===== Extracted material =====
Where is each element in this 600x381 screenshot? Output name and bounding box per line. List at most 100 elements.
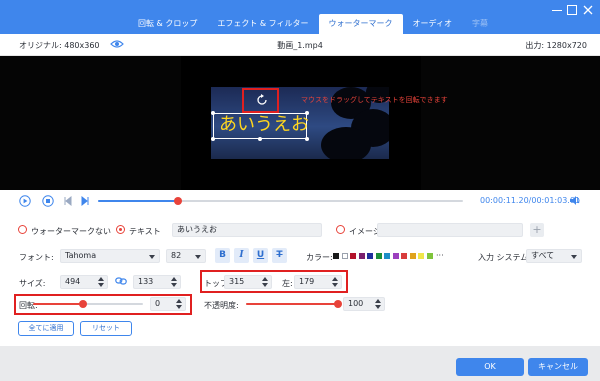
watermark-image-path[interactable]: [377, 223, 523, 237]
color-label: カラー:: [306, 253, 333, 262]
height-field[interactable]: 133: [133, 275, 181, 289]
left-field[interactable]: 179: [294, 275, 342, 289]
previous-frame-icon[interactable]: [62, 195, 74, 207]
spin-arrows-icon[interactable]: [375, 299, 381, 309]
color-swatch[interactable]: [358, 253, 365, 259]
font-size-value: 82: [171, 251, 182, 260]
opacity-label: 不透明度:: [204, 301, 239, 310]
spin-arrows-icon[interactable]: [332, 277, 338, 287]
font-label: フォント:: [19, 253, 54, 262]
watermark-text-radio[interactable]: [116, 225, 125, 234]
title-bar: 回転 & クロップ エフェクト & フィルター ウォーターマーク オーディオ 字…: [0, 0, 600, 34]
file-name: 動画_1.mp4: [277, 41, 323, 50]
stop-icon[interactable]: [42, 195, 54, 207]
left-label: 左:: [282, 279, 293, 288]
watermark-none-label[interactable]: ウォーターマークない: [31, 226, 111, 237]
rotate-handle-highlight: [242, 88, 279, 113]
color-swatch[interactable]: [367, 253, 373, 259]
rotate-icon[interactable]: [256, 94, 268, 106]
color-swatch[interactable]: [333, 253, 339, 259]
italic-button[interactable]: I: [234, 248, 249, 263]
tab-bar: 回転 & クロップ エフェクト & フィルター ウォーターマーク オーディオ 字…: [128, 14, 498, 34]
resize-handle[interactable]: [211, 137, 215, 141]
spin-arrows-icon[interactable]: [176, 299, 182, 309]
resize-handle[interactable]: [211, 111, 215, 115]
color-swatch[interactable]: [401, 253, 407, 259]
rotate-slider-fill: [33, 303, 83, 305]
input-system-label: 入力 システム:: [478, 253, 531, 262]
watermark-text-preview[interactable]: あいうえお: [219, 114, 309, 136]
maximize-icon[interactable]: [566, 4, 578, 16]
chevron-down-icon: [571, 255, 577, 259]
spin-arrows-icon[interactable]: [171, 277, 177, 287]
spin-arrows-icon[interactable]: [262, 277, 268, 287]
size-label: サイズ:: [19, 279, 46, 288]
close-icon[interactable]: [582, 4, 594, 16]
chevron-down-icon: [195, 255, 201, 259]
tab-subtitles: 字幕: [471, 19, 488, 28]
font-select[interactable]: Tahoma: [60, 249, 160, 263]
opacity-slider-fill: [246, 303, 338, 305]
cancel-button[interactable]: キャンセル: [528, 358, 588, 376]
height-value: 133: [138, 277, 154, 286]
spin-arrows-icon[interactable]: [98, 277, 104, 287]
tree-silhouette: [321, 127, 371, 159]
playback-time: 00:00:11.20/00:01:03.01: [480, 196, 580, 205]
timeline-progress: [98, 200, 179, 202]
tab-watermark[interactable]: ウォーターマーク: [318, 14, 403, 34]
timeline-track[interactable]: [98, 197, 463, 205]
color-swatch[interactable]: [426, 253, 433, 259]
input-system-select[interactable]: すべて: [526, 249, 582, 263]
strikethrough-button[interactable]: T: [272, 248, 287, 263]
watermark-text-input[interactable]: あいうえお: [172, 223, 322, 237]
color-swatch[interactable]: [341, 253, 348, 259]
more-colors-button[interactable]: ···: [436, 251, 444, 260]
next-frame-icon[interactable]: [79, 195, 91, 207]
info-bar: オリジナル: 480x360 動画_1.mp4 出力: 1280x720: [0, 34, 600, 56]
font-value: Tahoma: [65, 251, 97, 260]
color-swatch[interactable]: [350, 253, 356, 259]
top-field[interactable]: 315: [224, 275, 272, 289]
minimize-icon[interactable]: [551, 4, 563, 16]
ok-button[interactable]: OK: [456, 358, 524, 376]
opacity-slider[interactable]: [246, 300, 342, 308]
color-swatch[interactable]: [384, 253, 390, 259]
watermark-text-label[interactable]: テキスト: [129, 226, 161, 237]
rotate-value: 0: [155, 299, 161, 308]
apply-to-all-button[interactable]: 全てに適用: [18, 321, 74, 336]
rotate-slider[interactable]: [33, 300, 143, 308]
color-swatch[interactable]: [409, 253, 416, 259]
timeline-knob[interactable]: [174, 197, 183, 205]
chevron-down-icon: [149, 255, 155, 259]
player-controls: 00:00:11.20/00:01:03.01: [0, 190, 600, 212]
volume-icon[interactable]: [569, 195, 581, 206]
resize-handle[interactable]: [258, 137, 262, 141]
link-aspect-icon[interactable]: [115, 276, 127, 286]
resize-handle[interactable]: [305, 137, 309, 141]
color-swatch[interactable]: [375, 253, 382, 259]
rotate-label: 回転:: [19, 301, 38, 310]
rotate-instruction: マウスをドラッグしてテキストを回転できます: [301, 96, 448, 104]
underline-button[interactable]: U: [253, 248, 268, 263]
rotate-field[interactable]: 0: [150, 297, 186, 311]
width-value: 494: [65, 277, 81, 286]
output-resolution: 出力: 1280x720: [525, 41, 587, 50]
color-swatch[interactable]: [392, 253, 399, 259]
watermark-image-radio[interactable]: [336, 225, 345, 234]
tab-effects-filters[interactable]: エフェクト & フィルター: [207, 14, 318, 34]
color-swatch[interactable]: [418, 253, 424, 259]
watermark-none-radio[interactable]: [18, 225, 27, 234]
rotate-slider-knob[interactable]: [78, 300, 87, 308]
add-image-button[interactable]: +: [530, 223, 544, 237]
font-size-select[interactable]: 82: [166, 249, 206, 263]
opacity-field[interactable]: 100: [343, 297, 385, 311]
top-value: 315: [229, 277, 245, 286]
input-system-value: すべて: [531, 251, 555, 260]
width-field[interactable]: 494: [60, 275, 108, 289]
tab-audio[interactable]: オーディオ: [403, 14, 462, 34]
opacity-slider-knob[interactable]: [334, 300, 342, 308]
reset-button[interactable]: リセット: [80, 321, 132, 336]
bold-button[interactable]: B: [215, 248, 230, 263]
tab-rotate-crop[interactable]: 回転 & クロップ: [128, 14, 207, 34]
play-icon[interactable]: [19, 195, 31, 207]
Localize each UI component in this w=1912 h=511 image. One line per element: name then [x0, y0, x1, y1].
=====
===== Extracted material =====
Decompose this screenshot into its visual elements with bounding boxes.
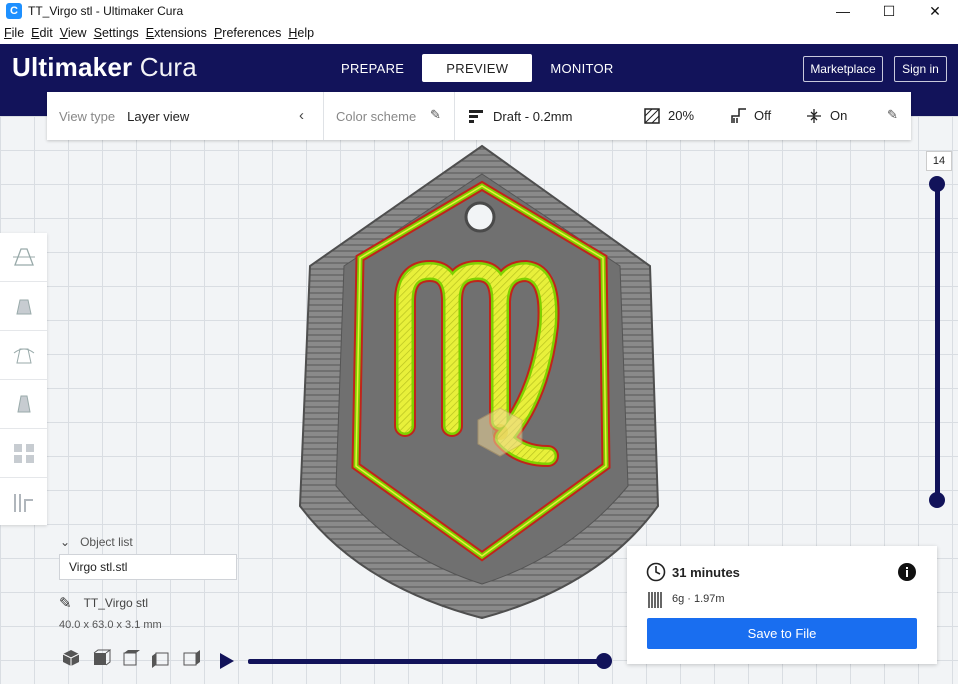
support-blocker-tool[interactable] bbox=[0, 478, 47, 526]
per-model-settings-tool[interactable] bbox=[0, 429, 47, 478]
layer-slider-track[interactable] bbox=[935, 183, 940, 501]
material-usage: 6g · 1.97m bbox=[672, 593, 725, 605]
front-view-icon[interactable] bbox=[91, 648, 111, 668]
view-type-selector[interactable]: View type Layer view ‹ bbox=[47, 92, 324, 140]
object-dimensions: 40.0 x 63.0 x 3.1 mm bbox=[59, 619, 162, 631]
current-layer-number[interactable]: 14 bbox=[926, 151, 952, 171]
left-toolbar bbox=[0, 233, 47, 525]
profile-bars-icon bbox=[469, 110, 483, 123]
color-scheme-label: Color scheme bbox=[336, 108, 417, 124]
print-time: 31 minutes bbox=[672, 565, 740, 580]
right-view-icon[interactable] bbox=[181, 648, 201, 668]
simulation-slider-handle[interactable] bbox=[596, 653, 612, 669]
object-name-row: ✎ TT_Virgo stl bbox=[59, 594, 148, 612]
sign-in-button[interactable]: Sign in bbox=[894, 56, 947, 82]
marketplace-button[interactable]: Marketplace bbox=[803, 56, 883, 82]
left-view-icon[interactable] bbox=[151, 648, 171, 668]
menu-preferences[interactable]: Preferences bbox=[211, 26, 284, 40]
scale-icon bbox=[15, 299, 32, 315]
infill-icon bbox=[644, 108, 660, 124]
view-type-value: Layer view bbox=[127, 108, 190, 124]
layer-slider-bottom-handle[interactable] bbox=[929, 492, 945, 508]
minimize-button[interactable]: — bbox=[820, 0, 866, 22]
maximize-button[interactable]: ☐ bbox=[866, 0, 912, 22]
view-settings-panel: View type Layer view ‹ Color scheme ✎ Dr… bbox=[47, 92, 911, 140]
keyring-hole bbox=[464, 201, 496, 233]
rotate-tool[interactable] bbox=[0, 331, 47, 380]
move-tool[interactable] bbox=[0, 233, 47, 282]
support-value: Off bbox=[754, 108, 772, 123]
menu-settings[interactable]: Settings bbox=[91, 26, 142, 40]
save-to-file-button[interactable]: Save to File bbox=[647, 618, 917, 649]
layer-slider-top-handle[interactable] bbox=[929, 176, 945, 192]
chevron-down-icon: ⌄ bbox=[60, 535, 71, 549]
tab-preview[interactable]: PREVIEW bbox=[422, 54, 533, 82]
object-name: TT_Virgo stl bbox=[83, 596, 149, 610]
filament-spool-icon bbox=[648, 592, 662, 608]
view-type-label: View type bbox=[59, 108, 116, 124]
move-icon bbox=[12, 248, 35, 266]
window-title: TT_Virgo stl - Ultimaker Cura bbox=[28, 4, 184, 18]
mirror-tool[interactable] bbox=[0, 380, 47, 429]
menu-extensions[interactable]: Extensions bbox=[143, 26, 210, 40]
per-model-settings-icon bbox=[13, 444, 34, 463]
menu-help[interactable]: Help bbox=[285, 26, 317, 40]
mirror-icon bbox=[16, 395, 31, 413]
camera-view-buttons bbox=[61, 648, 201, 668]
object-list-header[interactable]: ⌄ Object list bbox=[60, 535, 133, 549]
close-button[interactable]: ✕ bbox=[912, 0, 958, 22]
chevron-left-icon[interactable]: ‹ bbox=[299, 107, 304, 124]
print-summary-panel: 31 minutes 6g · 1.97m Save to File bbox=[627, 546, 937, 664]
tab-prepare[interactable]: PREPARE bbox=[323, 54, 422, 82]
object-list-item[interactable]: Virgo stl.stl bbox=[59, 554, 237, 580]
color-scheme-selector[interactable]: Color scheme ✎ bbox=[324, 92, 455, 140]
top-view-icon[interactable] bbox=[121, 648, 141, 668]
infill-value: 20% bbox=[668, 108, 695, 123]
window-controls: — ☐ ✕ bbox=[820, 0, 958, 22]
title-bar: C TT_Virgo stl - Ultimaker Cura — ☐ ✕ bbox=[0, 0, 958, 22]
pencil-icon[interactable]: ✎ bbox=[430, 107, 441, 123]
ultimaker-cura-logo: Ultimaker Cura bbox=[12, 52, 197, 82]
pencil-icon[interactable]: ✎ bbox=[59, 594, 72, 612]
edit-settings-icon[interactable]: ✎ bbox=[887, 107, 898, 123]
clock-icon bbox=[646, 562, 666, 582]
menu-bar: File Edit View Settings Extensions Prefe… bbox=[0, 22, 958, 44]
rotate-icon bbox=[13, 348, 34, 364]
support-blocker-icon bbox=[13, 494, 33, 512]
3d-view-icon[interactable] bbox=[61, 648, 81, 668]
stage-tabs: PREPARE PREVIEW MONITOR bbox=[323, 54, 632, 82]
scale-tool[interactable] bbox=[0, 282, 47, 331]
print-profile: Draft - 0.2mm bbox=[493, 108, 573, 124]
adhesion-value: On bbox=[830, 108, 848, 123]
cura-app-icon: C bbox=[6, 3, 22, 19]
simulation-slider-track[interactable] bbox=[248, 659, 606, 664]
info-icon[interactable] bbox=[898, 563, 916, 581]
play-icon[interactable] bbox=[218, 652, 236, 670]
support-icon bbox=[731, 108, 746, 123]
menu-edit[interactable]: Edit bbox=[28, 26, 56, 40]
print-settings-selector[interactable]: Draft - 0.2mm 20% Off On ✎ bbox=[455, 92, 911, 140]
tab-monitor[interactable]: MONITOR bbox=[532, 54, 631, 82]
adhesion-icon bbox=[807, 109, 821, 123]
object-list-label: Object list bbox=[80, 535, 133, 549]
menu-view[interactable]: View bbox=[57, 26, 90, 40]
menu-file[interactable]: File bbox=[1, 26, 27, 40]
=====
===== Extracted material =====
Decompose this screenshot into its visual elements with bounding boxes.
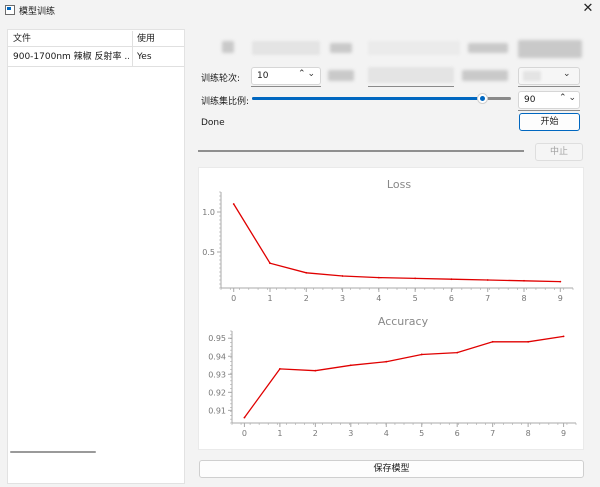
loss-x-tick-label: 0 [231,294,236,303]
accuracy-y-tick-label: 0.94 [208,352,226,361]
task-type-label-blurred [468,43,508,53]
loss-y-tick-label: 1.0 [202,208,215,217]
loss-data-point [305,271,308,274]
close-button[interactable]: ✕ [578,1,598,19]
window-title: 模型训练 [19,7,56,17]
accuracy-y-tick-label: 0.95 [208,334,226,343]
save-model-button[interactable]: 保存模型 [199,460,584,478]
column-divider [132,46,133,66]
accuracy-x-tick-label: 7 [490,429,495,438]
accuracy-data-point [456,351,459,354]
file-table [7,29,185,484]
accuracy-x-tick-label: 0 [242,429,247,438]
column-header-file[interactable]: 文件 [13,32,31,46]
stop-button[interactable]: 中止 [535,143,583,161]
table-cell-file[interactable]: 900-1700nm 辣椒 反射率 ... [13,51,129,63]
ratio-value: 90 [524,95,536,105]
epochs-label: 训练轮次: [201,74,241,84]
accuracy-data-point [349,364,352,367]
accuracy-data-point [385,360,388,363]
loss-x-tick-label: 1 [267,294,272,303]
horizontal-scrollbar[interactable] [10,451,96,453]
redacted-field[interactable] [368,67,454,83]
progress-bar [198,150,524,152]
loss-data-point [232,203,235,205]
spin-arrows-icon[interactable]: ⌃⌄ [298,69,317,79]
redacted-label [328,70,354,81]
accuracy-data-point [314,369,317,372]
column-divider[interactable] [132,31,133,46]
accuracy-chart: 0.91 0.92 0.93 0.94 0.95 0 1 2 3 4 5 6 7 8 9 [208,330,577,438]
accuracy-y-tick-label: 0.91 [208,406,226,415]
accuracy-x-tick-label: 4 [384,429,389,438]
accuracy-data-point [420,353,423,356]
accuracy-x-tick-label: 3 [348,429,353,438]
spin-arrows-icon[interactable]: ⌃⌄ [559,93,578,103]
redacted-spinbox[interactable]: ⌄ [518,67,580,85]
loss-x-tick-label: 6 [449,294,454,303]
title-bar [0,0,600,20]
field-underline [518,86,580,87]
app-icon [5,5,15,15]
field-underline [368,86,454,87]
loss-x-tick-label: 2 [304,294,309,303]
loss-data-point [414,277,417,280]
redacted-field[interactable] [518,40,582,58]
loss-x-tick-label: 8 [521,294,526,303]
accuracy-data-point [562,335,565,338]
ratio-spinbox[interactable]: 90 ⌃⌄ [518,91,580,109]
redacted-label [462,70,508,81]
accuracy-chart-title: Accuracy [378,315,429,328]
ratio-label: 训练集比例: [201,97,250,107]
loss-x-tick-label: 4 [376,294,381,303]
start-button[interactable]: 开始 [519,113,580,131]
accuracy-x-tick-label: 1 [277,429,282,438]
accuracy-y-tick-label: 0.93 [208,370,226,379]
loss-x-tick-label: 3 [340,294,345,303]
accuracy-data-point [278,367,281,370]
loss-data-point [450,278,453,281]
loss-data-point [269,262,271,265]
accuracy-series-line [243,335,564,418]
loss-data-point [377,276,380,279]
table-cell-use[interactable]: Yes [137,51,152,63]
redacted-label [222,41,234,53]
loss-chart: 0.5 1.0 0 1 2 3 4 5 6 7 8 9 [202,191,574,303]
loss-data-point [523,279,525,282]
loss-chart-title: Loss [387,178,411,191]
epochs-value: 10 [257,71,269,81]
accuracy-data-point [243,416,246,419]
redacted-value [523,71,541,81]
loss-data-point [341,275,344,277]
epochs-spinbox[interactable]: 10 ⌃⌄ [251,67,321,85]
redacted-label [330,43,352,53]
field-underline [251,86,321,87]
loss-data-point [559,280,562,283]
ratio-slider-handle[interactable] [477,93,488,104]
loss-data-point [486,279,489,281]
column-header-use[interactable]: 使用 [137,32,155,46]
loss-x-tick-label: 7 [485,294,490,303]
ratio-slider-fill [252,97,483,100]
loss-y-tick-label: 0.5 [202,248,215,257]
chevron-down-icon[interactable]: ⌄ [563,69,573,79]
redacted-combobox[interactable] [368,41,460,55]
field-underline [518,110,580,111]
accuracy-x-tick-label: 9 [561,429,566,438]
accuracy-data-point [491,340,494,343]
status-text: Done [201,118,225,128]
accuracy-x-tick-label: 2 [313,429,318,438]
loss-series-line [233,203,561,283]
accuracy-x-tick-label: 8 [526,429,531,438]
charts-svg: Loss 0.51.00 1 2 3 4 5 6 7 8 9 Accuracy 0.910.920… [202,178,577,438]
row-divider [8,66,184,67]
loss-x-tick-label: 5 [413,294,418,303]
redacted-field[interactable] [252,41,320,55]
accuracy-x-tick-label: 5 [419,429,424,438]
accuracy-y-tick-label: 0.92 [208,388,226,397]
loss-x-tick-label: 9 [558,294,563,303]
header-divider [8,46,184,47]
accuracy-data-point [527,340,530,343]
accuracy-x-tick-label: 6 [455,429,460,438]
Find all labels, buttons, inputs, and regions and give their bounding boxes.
=====
> **What is needed**: Copy the data above verbatim, from the line containing "support-blocker-tool[interactable] bbox=[0, 478, 47, 526]" up to and including the line containing "maximize-button[interactable]: ☐ bbox=[866, 0, 912, 22]".

> **Worked solution**:
support-blocker-tool[interactable] bbox=[0, 478, 47, 526]
per-model-settings-tool[interactable] bbox=[0, 429, 47, 478]
layer-slider-track[interactable] bbox=[935, 183, 940, 501]
material-usage: 6g · 1.97m bbox=[672, 593, 725, 605]
front-view-icon[interactable] bbox=[91, 648, 111, 668]
view-type-selector[interactable]: View type Layer view ‹ bbox=[47, 92, 324, 140]
object-dimensions: 40.0 x 63.0 x 3.1 mm bbox=[59, 619, 162, 631]
current-layer-number[interactable]: 14 bbox=[926, 151, 952, 171]
left-toolbar bbox=[0, 233, 47, 525]
profile-bars-icon bbox=[469, 110, 483, 123]
color-scheme-label: Color scheme bbox=[336, 108, 417, 124]
print-time: 31 minutes bbox=[672, 565, 740, 580]
right-view-icon[interactable] bbox=[181, 648, 201, 668]
simulation-slider-handle[interactable] bbox=[596, 653, 612, 669]
object-name-row: ✎ TT_Virgo stl bbox=[59, 594, 148, 612]
sign-in-button[interactable]: Sign in bbox=[894, 56, 947, 82]
marketplace-button[interactable]: Marketplace bbox=[803, 56, 883, 82]
left-view-icon[interactable] bbox=[151, 648, 171, 668]
menu-preferences[interactable]: Preferences bbox=[211, 26, 284, 40]
scale-icon bbox=[15, 299, 32, 315]
infill-icon bbox=[644, 108, 660, 124]
view-type-value: Layer view bbox=[127, 108, 190, 124]
layer-slider-bottom-handle[interactable] bbox=[929, 492, 945, 508]
minimize-button[interactable]: — bbox=[820, 0, 866, 22]
maximize-button[interactable]: ☐ bbox=[866, 0, 912, 22]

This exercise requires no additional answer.